Stored entries
····················

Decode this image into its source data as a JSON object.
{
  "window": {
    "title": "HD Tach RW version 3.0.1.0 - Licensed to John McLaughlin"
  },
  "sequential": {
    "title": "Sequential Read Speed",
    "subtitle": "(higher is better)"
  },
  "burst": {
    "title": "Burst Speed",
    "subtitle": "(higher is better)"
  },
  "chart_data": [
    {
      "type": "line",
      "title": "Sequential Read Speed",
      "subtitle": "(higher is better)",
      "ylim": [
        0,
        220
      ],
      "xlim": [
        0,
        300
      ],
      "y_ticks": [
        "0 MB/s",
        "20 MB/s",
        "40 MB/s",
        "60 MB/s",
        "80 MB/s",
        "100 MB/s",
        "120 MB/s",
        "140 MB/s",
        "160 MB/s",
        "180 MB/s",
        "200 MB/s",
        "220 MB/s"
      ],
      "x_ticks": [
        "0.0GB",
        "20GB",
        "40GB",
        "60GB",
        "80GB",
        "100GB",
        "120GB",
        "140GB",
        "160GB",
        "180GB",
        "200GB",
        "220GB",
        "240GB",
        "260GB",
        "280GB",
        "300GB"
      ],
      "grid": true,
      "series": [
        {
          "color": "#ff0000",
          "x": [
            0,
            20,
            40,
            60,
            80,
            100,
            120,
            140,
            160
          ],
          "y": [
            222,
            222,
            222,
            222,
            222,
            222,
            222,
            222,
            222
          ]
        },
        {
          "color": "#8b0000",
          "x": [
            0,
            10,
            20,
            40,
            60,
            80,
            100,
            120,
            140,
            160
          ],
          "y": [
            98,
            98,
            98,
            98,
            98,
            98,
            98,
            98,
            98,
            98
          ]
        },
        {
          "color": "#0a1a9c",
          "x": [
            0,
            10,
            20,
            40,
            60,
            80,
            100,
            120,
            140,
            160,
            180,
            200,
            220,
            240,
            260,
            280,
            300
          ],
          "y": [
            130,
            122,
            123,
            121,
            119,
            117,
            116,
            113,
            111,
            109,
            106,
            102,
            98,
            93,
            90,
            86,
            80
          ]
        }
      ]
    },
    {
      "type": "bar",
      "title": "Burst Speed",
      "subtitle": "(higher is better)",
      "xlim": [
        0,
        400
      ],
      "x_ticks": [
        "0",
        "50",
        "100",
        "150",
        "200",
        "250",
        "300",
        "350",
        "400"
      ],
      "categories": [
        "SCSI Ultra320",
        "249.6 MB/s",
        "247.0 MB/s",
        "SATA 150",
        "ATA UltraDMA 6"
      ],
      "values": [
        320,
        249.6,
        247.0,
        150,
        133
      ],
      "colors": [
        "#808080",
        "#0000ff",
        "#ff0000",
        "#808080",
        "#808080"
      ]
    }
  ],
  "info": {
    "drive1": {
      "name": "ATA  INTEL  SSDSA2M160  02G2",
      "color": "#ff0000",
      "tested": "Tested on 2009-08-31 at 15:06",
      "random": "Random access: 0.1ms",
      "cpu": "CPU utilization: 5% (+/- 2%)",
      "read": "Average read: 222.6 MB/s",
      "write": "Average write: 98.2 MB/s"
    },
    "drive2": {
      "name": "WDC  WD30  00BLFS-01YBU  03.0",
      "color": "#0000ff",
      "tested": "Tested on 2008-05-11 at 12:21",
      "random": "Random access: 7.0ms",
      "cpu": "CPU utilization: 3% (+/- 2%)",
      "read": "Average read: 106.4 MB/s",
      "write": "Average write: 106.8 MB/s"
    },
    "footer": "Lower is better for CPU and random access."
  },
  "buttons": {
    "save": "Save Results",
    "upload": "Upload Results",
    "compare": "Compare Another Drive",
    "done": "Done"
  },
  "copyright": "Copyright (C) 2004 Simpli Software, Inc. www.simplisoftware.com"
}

····················

#### What is needed
Set down every line of the listing above again, exactly as given.

#### Expected output
Decode this image into its source data as a JSON object.
{
  "window": {
    "title": "HD Tach RW version 3.0.1.0 - Licensed to John McLaughlin"
  },
  "sequential": {
    "title": "Sequential Read Speed",
    "subtitle": "(higher is better)"
  },
  "burst": {
    "title": "Burst Speed",
    "subtitle": "(higher is better)"
  },
  "chart_data": [
    {
      "type": "line",
      "title": "Sequential Read Speed",
      "subtitle": "(higher is better)",
      "ylim": [
        0,
        220
      ],
      "xlim": [
        0,
        300
      ],
      "y_ticks": [
        "0 MB/s",
        "20 MB/s",
        "40 MB/s",
        "60 MB/s",
        "80 MB/s",
        "100 MB/s",
        "120 MB/s",
        "140 MB/s",
        "160 MB/s",
        "180 MB/s",
        "200 MB/s",
        "220 MB/s"
      ],
      "x_ticks": [
        "0.0GB",
        "20GB",
        "40GB",
        "60GB",
        "80GB",
        "100GB",
        "120GB",
        "140GB",
        "160GB",
        "180GB",
        "200GB",
        "220GB",
        "240GB",
        "260GB",
        "280GB",
        "300GB"
      ],
      "grid": true,
      "series": [
        {
          "color": "#ff0000",
          "x": [
            0,
            20,
            40,
            60,
            80,
            100,
            120,
            140,
            160
          ],
          "y": [
            222,
            222,
            222,
            222,
            222,
            222,
            222,
            222,
            222
          ]
        },
        {
          "color": "#8b0000",
          "x": [
            0,
            10,
            20,
            40,
            60,
            80,
            100,
            120,
            140,
            160
          ],
          "y": [
            98,
            98,
            98,
            98,
            98,
            98,
            98,
            98,
            98,
            98
          ]
        },
        {
          "color": "#0a1a9c",
          "x": [
            0,
            10,
            20,
            40,
            60,
            80,
            100,
            120,
            140,
            160,
            180,
            200,
            220,
            240,
            260,
            280,
            300
          ],
          "y": [
            130,
            122,
            123,
            121,
            119,
            117,
            116,
            113,
            111,
            109,
            106,
            102,
            98,
            93,
            90,
            86,
            80
          ]
        }
      ]
    },
    {
      "type": "bar",
      "title": "Burst Speed",
      "subtitle": "(higher is better)",
      "xlim": [
        0,
        400
      ],
      "x_ticks": [
        "0",
        "50",
        "100",
        "150",
        "200",
        "250",
        "300",
        "350",
        "400"
      ],
      "categories": [
        "SCSI Ultra320",
        "249.6 MB/s",
        "247.0 MB/s",
        "SATA 150",
        "ATA UltraDMA 6"
      ],
      "values": [
        320,
        249.6,
        247.0,
        150,
        133
      ],
      "colors": [
        "#808080",
        "#0000ff",
        "#ff0000",
        "#808080",
        "#808080"
      ]
    }
  ],
  "info": {
    "drive1": {
      "name": "ATA  INTEL  SSDSA2M160  02G2",
      "color": "#ff0000",
      "tested": "Tested on 2009-08-31 at 15:06",
      "random": "Random access: 0.1ms",
      "cpu": "CPU utilization: 5% (+/- 2%)",
      "read": "Average read: 222.6 MB/s",
      "write": "Average write: 98.2 MB/s"
    },
    "drive2": {
      "name": "WDC  WD30  00BLFS-01YBU  03.0",
      "color": "#0000ff",
      "tested": "Tested on 2008-05-11 at 12:21",
      "random": "Random access: 7.0ms",
      "cpu": "CPU utilization: 3% (+/- 2%)",
      "read": "Average read: 106.4 MB/s",
      "write": "Average write: 106.8 MB/s"
    },
    "footer": "Lower is better for CPU and random access."
  },
  "buttons": {
    "save": "Save Results",
    "upload": "Upload Results",
    "compare": "Compare Another Drive",
    "done": "Done"
  },
  "copyright": "Copyright (C) 2004 Simpli Software, Inc. www.simplisoftware.com"
}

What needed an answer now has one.